START Data shown

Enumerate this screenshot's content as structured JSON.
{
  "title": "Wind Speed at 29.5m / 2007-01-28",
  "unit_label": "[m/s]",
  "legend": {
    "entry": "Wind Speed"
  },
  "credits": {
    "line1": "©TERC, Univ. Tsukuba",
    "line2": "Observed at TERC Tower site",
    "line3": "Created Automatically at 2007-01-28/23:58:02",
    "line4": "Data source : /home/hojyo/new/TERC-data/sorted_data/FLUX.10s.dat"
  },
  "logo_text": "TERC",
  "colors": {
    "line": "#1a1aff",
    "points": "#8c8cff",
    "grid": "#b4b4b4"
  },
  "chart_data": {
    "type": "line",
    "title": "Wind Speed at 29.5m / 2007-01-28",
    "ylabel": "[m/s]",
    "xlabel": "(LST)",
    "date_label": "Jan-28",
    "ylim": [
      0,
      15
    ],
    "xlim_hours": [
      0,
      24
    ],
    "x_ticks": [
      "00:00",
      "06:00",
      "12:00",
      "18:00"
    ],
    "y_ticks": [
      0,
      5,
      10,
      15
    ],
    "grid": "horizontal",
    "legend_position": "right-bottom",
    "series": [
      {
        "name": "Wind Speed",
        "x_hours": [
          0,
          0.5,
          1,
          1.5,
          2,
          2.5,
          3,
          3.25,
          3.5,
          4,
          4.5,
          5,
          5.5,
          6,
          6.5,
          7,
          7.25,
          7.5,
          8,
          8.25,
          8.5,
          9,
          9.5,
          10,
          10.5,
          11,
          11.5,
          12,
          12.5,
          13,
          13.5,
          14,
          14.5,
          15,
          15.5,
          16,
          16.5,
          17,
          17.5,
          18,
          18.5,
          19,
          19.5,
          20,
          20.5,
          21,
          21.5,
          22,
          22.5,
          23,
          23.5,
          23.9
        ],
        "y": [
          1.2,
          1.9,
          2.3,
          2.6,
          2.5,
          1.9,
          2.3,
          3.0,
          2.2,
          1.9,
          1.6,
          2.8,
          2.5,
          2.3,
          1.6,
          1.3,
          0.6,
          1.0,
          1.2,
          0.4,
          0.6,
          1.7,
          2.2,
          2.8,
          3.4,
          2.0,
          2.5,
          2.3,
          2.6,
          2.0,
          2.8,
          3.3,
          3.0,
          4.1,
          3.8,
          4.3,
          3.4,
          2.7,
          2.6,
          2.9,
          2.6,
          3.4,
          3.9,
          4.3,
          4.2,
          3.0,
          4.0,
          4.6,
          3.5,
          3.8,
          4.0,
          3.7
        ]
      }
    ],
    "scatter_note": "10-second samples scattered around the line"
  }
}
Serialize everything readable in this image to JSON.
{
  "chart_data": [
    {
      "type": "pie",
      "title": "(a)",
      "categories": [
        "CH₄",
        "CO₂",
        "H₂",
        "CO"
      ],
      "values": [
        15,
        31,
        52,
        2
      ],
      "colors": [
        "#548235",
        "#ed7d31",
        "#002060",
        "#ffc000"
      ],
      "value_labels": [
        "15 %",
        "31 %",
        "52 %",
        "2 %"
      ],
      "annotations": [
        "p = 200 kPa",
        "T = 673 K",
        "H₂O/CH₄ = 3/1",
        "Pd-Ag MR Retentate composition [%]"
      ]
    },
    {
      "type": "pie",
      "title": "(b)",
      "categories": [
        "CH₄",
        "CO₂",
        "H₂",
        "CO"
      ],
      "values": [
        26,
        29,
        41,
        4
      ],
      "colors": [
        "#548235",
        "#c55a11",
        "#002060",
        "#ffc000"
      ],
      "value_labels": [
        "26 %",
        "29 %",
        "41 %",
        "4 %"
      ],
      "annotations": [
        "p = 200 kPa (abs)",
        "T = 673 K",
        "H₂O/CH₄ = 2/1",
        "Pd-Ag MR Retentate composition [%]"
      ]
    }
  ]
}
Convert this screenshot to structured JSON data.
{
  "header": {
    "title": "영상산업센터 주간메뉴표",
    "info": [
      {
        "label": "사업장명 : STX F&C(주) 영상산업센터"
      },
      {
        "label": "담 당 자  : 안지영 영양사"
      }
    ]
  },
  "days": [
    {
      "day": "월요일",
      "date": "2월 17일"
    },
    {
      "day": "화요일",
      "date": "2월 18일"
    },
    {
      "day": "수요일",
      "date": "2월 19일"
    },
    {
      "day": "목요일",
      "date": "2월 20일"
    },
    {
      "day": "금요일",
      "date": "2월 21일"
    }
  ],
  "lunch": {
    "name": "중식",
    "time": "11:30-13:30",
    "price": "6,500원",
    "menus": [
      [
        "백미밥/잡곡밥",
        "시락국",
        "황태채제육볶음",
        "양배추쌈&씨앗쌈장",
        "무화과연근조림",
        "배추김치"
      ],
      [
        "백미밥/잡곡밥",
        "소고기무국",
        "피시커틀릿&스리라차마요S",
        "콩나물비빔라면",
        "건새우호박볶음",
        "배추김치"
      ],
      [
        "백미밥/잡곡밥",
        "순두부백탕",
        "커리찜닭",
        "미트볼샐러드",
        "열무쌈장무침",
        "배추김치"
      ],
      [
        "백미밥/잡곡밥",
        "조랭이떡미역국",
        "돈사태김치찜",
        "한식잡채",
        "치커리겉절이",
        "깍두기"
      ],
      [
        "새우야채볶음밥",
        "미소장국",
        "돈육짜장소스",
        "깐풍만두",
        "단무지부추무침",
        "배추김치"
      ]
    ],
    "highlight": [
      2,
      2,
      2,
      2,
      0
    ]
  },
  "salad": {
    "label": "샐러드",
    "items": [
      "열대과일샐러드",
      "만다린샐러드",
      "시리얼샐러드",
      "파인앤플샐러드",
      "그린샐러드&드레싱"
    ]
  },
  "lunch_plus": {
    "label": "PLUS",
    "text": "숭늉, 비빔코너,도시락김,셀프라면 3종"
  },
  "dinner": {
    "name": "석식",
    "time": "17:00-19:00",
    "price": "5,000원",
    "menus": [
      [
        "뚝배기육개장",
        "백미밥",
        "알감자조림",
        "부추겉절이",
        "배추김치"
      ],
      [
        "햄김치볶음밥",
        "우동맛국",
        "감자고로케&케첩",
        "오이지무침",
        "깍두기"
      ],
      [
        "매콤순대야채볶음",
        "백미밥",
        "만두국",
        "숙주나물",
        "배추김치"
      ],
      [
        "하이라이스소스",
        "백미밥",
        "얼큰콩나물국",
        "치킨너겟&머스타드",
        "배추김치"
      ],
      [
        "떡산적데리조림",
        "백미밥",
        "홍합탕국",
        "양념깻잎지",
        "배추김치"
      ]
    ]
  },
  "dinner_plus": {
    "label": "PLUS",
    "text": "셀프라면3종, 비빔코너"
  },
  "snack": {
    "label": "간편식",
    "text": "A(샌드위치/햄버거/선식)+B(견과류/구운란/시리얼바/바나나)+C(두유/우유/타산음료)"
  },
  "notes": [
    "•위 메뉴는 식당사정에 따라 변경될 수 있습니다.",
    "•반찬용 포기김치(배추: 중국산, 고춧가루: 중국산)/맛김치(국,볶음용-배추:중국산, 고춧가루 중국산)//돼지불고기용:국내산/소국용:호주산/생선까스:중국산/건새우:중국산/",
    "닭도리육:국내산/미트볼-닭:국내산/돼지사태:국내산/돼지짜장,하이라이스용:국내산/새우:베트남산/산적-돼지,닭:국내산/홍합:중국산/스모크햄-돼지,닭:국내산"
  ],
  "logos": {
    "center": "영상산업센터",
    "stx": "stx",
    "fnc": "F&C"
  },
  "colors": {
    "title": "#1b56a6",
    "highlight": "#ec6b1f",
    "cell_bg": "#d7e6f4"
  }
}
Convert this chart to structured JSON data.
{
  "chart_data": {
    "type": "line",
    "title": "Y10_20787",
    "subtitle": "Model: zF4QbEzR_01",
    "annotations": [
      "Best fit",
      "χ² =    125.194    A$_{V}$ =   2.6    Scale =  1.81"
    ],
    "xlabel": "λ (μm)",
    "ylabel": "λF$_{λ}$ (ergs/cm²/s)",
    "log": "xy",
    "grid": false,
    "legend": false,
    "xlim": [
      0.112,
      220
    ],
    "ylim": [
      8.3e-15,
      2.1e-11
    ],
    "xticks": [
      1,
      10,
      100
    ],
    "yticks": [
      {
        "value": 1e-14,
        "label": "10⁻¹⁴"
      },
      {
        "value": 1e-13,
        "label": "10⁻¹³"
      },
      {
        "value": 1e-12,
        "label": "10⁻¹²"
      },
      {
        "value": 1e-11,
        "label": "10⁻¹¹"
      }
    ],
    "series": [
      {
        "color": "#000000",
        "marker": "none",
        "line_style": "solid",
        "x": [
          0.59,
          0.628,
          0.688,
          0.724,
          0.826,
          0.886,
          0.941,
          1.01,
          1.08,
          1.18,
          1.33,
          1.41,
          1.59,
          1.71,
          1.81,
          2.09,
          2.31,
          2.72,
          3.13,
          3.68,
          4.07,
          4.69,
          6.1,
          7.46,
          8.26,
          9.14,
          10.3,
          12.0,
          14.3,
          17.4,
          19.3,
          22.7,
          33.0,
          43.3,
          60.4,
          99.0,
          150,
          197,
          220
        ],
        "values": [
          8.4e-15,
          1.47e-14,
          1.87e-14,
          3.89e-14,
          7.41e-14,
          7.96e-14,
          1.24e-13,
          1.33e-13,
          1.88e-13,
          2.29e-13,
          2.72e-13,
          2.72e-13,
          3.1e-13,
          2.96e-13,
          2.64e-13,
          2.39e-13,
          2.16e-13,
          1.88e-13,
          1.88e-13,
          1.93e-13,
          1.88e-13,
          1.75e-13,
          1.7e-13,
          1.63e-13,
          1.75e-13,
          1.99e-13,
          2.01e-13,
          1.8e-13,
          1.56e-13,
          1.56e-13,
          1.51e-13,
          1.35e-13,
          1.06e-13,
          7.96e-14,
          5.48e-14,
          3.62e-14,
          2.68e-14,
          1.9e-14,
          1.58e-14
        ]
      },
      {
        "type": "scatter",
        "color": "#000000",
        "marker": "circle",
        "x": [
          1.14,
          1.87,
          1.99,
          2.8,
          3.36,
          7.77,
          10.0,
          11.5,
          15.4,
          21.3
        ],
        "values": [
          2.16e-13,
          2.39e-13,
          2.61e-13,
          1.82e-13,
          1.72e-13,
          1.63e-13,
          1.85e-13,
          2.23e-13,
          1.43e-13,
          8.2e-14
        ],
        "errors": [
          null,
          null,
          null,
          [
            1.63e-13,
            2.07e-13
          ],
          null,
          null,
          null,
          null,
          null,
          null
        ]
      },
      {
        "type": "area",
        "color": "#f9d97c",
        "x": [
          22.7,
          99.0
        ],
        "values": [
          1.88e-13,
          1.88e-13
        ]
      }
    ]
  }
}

END Data shown

### Exercise instructions
Go through the material and copy out every line with "비빔코너" in it.

### Right answer
    "text": "숭늉, 비빔코너,도시락김,셀프라면 3종"
    "text": "셀프라면3종, 비빔코너"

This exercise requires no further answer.